_What the task requires_
Using the listing below, please gather every line containing the word "honest".

_Records supplied_

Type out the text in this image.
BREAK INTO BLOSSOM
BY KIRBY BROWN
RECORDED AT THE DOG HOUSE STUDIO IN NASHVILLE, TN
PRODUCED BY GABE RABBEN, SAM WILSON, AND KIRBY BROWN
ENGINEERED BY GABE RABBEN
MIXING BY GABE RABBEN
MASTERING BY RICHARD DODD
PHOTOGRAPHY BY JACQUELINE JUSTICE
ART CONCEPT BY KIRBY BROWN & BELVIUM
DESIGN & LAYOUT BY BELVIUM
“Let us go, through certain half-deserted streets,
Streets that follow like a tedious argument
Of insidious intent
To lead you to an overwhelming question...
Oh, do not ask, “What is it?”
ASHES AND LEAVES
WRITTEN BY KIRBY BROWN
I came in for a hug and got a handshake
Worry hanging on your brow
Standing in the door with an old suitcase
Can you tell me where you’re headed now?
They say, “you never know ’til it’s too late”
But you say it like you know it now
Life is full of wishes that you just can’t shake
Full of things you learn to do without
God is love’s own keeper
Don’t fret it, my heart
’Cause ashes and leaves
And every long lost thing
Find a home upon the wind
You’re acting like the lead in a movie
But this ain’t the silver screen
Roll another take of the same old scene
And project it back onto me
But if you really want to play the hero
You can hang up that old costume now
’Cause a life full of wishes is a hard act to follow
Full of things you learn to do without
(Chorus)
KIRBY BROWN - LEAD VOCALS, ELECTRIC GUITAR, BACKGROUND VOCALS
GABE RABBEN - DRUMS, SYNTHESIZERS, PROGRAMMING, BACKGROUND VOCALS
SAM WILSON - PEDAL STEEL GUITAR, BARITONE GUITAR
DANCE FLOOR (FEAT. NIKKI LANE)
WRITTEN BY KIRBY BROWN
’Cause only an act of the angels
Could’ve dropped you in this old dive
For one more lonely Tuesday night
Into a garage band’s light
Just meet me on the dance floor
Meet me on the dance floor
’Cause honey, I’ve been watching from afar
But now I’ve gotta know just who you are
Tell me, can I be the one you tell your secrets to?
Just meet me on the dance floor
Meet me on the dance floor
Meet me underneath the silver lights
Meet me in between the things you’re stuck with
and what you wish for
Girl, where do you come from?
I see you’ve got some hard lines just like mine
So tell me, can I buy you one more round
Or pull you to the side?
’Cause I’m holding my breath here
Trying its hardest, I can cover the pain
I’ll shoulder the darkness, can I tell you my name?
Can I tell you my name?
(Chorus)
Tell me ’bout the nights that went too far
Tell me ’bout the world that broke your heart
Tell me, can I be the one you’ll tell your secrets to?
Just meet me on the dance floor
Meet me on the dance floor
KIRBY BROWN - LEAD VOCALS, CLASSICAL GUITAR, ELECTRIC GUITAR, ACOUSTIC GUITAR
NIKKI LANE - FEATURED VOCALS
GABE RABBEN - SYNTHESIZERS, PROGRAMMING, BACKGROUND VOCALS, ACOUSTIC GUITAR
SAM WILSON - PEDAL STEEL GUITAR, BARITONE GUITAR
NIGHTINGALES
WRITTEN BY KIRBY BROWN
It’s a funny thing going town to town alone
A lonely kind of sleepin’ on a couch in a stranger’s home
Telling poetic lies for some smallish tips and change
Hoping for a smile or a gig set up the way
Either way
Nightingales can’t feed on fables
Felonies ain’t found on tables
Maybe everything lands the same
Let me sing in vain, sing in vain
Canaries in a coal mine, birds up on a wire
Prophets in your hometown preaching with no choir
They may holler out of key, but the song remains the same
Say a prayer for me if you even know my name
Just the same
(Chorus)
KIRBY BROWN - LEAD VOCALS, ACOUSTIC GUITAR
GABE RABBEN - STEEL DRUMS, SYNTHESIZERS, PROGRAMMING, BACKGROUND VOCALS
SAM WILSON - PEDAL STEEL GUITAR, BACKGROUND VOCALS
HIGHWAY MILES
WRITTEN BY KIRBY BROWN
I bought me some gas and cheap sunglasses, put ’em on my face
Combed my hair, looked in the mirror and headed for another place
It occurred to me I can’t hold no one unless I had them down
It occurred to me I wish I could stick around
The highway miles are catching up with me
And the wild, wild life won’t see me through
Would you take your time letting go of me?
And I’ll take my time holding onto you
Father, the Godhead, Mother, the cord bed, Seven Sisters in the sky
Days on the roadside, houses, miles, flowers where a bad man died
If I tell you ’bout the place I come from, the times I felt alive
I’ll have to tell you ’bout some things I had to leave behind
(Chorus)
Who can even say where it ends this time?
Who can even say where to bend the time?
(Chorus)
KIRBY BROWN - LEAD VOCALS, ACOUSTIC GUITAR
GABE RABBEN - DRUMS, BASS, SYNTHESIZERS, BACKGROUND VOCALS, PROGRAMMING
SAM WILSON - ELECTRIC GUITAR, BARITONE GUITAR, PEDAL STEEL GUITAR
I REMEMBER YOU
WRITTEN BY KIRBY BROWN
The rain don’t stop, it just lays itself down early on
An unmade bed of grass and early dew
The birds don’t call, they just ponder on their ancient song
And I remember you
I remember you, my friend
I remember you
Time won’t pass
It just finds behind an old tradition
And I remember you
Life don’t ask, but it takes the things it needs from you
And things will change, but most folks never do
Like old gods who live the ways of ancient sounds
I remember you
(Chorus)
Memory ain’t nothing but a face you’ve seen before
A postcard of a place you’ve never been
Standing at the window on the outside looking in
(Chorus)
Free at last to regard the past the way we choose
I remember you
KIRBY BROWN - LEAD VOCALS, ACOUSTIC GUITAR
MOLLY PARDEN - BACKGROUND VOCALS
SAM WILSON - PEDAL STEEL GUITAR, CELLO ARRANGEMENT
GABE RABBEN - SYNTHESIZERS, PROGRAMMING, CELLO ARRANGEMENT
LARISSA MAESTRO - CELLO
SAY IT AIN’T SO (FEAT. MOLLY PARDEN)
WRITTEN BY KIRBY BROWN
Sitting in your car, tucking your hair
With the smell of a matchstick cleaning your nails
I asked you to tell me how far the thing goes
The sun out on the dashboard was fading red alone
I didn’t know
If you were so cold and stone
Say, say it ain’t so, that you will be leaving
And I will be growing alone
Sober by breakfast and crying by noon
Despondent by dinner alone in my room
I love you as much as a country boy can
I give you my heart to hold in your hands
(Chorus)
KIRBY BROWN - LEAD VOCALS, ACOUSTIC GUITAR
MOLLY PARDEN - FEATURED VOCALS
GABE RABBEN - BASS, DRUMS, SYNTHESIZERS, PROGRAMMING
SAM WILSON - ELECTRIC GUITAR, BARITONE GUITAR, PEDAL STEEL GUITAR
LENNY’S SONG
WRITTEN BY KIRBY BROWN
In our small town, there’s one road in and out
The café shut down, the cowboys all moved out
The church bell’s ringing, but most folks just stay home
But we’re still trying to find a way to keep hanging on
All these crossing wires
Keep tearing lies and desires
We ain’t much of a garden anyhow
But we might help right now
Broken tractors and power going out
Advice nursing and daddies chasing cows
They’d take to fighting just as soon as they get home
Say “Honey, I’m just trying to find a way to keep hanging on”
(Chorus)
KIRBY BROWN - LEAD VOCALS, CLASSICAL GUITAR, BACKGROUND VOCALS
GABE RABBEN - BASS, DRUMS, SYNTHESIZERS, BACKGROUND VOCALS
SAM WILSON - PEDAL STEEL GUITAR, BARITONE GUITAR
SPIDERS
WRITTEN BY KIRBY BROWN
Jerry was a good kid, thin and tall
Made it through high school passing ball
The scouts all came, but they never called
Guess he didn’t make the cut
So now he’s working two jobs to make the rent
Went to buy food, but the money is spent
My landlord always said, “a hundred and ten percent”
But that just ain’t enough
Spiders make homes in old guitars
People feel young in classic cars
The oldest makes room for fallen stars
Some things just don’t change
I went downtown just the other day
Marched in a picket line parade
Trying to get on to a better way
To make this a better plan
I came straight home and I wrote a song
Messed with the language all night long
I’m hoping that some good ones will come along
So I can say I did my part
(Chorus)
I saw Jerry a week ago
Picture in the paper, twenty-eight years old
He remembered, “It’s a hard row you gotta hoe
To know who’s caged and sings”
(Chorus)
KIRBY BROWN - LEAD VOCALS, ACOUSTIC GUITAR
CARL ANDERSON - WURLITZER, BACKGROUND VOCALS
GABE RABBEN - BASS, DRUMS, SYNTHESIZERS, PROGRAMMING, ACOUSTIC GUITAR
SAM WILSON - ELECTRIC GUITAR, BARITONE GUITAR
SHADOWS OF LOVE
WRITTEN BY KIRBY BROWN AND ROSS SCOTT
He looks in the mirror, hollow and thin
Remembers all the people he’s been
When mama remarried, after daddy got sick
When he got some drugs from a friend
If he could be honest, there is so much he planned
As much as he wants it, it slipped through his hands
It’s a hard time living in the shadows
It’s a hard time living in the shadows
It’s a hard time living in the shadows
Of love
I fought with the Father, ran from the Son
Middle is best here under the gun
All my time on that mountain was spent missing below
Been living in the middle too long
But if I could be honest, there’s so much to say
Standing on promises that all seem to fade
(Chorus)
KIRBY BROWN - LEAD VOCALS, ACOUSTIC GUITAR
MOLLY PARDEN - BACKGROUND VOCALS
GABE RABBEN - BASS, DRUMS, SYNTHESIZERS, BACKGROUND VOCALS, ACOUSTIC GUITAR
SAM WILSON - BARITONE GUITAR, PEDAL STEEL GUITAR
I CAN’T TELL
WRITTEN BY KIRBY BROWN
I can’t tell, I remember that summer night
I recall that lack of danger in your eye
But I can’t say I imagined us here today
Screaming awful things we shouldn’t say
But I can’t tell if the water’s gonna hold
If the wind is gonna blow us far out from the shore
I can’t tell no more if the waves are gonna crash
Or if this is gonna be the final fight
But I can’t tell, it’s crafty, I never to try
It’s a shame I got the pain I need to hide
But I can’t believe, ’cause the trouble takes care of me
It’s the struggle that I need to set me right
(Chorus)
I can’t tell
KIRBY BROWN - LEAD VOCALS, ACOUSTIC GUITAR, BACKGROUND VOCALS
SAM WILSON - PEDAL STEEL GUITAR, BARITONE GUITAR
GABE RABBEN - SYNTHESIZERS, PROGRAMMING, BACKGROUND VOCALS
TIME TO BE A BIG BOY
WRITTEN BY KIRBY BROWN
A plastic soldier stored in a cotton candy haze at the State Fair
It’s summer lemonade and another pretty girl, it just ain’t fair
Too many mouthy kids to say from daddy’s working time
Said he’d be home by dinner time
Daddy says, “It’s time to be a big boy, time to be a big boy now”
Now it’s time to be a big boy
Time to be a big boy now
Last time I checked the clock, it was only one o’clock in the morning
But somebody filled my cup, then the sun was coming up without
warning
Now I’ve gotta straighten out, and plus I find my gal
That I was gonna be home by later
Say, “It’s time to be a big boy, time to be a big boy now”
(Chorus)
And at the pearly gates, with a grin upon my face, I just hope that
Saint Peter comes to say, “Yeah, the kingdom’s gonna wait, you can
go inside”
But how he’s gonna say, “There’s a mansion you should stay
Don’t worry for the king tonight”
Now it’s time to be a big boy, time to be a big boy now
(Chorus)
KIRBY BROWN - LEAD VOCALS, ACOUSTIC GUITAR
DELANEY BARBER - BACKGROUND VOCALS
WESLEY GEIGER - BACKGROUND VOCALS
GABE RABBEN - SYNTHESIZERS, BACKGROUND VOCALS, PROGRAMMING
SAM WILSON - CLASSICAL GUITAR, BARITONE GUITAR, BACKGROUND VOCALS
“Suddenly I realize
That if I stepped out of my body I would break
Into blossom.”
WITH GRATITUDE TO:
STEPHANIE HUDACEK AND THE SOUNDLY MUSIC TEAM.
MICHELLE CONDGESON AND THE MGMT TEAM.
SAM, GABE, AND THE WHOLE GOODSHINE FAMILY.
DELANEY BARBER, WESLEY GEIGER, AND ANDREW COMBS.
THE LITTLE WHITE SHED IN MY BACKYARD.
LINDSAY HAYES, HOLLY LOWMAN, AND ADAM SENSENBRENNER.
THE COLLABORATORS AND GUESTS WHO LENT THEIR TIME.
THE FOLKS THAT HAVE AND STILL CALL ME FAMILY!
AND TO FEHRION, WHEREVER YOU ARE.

_Full output_
If he could be honest, there is so much he planned
But if I could be honest, there’s so much to say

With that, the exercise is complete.